(Extracted records)
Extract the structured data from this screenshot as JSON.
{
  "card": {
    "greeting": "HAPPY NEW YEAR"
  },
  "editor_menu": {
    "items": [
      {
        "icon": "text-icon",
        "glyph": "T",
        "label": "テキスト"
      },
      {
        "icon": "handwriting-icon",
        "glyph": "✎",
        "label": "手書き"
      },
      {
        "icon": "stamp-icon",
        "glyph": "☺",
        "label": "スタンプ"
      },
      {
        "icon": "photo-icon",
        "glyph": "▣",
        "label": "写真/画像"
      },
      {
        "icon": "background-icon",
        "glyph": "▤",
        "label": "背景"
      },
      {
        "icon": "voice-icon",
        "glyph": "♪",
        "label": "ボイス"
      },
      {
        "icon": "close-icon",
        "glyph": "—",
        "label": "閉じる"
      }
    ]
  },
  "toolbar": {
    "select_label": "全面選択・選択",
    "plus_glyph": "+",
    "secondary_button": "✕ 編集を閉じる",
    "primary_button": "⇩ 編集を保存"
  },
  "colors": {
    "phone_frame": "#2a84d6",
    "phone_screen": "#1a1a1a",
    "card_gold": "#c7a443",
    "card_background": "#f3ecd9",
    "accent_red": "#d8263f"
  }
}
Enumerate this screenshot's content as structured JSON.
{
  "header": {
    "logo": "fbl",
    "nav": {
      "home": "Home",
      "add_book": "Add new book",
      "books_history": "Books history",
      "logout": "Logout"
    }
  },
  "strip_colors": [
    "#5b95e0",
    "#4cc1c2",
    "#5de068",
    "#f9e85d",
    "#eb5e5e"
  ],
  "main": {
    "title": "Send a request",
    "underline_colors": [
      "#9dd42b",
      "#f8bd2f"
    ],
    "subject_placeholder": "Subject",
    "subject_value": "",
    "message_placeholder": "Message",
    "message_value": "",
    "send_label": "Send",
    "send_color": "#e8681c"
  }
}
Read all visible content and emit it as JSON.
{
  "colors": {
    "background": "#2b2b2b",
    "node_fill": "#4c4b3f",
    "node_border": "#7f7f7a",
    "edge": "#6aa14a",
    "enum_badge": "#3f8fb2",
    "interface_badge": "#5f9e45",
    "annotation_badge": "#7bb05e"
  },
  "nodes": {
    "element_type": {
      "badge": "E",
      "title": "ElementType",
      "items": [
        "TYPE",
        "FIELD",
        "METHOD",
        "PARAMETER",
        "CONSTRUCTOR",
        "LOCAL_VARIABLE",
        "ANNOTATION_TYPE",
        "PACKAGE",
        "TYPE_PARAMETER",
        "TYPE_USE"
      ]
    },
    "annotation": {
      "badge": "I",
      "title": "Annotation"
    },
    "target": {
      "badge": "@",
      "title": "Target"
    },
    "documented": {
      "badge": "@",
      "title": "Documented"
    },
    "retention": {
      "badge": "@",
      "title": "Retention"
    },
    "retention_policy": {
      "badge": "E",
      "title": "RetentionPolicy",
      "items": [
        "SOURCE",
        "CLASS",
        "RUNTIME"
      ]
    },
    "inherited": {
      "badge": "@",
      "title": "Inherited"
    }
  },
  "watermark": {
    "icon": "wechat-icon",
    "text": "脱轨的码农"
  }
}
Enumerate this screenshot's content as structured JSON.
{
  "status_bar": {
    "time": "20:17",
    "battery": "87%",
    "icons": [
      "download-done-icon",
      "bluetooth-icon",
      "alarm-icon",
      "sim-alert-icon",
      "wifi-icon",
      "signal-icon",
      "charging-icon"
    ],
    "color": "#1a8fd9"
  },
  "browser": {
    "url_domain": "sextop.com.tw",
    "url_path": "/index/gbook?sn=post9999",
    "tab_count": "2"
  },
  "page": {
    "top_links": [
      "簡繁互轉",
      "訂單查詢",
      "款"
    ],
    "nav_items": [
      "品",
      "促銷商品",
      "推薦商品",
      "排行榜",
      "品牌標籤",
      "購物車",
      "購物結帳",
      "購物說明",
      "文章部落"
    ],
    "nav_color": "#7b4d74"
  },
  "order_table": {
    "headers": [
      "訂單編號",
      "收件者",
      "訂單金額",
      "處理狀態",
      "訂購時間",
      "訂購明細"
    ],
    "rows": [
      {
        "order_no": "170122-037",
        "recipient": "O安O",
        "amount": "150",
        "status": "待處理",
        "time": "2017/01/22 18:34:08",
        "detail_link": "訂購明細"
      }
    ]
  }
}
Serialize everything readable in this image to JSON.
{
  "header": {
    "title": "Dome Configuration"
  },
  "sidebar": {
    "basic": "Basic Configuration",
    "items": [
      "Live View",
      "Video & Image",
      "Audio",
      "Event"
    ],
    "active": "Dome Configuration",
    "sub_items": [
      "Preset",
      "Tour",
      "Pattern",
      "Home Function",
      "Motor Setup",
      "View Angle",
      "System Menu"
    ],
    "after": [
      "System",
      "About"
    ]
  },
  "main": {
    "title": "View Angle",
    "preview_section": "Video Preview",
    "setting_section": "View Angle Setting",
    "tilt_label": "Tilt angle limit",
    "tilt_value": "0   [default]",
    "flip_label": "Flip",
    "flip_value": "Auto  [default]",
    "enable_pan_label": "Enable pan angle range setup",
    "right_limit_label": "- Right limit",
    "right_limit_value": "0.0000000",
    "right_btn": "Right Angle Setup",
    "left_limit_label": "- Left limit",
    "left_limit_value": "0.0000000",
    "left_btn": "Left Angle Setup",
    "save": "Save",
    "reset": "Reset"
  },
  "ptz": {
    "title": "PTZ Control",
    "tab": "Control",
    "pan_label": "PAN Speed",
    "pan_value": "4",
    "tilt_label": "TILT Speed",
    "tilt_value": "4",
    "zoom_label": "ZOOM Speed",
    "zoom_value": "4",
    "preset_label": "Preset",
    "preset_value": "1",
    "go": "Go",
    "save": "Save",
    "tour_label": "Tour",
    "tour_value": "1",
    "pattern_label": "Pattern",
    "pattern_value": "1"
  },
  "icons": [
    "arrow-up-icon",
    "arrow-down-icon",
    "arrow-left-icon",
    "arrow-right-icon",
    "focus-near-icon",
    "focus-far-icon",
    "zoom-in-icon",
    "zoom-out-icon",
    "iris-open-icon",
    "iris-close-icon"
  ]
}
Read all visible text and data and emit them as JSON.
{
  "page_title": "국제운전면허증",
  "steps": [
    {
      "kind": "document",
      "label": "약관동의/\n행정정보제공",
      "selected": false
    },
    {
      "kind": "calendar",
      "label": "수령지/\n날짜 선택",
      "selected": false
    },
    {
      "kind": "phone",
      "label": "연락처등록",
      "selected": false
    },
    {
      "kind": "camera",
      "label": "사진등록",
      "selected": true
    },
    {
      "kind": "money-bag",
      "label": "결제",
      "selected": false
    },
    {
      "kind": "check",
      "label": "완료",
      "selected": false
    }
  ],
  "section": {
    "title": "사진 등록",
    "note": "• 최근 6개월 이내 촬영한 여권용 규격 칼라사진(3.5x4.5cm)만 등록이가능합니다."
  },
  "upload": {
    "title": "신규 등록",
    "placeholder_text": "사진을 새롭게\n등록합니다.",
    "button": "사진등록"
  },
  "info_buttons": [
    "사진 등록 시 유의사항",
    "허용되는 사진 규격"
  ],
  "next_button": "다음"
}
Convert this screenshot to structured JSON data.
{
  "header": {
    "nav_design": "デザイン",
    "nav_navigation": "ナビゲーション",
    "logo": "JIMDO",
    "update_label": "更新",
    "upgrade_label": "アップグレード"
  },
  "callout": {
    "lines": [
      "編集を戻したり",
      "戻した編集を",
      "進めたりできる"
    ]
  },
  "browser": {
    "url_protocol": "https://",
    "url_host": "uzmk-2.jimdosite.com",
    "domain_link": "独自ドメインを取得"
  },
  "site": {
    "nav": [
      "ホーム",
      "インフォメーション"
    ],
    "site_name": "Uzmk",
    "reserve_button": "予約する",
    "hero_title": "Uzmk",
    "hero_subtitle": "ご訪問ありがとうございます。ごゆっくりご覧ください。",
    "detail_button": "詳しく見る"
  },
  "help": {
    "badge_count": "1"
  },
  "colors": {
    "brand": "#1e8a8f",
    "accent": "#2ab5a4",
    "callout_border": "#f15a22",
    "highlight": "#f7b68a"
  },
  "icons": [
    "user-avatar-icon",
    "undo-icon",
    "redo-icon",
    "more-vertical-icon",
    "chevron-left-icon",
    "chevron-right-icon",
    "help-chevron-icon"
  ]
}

*Problem requirements:* Pick out the lines that contain "chevron" and copy them.

*Result for this exercise:*
    "chevron-left-icon",
    "chevron-right-icon",
    "help-chevron-icon"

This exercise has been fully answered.